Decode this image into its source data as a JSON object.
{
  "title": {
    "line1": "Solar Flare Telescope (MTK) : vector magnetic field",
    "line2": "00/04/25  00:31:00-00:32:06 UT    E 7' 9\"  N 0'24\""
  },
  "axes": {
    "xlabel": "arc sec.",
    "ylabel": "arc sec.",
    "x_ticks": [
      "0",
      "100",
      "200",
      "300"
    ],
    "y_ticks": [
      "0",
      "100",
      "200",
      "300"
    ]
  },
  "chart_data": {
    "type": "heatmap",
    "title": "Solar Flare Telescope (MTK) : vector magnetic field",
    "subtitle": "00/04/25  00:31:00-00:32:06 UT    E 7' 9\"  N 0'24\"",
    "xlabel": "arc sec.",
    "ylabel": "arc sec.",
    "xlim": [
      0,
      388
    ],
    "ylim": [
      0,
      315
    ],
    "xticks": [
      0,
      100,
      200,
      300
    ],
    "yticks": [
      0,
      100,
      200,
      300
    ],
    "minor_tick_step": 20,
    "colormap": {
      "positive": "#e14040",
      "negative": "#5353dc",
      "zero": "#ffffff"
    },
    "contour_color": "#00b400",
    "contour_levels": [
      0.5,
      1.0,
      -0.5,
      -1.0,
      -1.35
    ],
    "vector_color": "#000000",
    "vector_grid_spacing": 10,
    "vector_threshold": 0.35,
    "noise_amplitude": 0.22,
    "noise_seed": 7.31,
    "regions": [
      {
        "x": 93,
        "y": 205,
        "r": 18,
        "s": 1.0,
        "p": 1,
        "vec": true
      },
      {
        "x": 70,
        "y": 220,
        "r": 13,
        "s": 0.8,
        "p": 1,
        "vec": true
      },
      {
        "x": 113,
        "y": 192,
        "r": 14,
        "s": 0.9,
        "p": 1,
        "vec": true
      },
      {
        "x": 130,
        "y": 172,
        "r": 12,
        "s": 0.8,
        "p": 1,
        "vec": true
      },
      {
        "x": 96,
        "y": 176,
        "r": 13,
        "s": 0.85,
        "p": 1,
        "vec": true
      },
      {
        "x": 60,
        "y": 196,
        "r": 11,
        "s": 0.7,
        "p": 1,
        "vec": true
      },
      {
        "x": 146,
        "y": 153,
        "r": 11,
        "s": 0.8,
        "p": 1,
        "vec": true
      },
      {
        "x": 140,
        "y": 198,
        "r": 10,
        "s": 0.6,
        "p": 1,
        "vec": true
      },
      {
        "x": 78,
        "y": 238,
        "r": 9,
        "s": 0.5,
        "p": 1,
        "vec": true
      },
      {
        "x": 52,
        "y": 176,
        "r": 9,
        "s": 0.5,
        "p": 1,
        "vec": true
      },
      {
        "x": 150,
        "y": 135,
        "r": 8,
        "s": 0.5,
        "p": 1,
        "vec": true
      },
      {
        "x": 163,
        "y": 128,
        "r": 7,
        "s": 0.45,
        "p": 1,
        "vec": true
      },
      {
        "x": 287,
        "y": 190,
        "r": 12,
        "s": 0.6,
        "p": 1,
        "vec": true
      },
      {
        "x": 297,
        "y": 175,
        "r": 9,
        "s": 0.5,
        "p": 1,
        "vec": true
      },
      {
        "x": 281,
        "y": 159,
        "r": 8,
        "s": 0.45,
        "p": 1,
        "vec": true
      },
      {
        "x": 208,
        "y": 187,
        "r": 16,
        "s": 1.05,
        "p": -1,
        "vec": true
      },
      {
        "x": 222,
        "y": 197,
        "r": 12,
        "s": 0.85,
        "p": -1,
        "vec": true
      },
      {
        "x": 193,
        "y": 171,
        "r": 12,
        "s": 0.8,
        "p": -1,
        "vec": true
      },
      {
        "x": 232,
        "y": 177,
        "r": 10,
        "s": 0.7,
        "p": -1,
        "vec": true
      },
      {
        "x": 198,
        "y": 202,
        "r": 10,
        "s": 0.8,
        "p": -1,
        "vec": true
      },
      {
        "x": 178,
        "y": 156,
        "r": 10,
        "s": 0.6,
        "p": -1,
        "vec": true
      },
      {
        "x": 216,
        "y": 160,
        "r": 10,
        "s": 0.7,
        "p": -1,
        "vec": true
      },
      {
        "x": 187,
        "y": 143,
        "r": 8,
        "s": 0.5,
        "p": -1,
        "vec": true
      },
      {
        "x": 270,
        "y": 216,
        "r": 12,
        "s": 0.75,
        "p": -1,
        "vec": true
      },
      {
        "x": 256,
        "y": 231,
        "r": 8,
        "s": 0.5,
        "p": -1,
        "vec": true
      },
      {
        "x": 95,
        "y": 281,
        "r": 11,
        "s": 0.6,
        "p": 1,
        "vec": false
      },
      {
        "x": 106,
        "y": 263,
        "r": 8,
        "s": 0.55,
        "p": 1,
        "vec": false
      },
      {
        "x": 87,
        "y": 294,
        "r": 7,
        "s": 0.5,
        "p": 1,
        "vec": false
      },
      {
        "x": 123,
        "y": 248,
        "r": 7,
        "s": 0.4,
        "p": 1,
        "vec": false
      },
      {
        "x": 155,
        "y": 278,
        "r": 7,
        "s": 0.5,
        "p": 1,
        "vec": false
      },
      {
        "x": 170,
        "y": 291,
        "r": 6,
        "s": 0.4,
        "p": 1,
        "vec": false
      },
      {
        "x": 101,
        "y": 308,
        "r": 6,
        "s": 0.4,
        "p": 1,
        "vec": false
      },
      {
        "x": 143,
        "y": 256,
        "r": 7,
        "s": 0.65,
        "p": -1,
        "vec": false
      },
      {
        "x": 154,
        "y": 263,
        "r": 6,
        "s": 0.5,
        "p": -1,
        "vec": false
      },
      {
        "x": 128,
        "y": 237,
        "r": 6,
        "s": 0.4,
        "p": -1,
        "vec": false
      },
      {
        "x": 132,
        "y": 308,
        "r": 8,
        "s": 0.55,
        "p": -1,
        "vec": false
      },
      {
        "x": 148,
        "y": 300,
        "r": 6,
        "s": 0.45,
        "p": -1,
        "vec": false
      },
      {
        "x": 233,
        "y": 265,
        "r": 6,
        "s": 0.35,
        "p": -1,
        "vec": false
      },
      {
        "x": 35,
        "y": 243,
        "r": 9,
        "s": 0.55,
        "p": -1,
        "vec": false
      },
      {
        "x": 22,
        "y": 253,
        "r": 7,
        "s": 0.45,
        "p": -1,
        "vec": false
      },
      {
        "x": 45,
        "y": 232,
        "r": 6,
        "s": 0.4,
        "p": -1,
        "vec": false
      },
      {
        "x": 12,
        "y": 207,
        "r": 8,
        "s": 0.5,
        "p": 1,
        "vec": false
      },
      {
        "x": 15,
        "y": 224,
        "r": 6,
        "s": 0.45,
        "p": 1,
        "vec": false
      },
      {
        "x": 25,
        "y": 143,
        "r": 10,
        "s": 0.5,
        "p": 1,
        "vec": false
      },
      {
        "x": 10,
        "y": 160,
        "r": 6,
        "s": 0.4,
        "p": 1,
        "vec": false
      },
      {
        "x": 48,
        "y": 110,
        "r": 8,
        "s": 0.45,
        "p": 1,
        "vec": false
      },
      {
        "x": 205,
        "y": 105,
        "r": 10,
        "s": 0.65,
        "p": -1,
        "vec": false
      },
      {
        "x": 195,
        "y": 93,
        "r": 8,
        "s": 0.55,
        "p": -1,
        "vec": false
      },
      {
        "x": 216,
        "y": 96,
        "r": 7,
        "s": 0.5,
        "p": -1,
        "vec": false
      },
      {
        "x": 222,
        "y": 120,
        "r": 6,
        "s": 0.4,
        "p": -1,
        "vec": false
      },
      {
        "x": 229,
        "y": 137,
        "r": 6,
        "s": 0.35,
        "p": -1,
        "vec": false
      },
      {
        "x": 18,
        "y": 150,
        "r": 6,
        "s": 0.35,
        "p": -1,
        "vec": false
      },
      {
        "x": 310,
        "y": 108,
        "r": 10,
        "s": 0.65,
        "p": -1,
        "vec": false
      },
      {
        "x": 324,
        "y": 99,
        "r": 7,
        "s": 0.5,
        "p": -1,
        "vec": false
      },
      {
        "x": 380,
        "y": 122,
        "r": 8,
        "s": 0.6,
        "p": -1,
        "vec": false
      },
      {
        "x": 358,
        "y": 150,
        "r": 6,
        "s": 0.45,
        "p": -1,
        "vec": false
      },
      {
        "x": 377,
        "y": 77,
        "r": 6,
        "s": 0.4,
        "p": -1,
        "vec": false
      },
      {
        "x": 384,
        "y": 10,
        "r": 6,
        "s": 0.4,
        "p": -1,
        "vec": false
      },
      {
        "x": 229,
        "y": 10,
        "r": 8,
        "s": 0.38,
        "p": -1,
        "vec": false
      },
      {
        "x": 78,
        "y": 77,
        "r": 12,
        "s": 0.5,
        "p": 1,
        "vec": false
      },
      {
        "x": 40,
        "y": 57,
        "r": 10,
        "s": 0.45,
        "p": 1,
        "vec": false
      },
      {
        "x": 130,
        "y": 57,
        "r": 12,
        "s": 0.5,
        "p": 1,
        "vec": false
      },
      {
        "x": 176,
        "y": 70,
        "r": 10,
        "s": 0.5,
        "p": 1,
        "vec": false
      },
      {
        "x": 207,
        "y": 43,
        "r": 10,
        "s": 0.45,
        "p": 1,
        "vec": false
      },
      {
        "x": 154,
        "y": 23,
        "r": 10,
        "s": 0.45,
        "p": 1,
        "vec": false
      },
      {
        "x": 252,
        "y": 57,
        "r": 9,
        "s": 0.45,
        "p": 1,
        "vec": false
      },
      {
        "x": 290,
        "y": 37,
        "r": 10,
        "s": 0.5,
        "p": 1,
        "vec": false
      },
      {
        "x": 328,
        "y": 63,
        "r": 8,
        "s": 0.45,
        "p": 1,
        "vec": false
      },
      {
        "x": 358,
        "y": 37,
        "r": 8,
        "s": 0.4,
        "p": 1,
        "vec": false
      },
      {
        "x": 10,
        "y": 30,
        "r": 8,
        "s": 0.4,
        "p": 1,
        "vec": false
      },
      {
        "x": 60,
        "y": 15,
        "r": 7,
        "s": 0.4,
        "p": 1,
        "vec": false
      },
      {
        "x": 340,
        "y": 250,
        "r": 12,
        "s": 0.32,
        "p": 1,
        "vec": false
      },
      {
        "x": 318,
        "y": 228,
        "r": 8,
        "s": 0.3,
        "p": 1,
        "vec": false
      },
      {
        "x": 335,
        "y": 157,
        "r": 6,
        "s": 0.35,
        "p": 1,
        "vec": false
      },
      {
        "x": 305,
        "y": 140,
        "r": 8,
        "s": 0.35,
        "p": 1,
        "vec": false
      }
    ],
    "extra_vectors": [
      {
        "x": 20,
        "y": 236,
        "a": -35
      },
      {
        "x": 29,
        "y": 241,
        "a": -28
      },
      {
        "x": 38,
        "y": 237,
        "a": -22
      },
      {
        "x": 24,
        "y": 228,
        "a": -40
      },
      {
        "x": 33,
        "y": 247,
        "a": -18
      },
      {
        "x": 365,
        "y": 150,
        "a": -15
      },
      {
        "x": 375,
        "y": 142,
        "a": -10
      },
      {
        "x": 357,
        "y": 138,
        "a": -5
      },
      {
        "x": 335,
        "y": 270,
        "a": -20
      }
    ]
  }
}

◇ ◇ ◇ ◇

# Stated exercise
Count the lines above that contain the word "Flare", and give only that number.

# Expected output
2